◆ What needs to be done ◆
Only lines holding the word "governments" should be copied from the material.

#### Records shown

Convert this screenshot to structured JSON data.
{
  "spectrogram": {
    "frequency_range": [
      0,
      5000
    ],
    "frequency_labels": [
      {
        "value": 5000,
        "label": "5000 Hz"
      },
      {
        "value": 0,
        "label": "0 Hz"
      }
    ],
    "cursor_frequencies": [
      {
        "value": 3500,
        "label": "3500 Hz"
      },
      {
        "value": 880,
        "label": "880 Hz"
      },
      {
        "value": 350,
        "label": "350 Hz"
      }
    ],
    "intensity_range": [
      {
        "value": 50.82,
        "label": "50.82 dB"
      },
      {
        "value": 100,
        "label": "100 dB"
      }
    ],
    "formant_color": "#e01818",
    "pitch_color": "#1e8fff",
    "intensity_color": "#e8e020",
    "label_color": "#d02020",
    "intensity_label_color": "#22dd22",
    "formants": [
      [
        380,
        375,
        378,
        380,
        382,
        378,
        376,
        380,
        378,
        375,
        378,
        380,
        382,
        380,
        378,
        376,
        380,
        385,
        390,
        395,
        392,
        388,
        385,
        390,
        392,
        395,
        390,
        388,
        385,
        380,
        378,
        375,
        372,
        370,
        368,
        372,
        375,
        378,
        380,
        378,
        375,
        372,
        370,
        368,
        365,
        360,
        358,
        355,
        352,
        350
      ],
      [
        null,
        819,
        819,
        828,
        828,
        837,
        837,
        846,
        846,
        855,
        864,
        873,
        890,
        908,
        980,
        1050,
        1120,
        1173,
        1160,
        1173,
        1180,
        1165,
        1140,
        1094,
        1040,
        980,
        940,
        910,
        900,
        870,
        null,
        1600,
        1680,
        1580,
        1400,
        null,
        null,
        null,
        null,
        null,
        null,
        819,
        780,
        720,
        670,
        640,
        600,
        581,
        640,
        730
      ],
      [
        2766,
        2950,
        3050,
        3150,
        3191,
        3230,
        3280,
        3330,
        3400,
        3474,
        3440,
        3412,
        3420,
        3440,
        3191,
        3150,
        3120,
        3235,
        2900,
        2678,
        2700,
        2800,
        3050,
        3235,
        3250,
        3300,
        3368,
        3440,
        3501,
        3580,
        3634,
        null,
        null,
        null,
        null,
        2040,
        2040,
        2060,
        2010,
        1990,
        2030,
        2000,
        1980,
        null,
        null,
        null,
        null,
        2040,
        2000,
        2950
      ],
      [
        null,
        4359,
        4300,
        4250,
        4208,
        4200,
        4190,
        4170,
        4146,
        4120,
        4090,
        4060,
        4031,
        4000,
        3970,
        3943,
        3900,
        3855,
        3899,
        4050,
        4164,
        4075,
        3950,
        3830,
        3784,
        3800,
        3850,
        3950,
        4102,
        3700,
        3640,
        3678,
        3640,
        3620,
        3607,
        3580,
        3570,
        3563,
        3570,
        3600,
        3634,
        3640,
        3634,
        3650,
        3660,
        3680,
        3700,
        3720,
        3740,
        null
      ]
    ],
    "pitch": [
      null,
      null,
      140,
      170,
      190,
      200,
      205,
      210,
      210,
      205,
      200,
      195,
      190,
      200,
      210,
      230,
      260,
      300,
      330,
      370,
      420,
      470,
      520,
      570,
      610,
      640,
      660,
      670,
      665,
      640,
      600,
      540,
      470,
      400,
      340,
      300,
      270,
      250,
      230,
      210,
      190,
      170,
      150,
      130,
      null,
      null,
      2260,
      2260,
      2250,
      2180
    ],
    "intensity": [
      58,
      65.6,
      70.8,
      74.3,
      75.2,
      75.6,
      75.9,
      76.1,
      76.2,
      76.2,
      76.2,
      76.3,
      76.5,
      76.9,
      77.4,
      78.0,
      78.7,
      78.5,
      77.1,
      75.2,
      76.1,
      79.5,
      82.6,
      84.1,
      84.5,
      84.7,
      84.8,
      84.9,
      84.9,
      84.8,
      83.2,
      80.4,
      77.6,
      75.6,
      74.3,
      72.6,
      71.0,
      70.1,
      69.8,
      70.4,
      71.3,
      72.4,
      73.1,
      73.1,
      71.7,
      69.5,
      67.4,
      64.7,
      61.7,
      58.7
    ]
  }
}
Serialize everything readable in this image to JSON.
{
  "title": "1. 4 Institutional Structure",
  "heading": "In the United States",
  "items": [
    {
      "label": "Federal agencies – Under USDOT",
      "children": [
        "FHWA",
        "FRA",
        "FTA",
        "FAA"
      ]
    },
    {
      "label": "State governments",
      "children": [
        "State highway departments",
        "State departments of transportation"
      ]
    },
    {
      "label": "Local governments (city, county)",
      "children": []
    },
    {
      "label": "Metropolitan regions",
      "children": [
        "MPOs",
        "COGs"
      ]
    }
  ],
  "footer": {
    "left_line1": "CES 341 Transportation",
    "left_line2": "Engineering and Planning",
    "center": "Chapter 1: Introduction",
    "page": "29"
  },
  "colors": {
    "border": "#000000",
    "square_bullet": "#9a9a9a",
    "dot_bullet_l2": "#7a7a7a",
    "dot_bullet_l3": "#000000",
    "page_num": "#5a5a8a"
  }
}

########

◆ Expected answer ◆
      "label": "State governments",
      "label": "Local governments (city, county)",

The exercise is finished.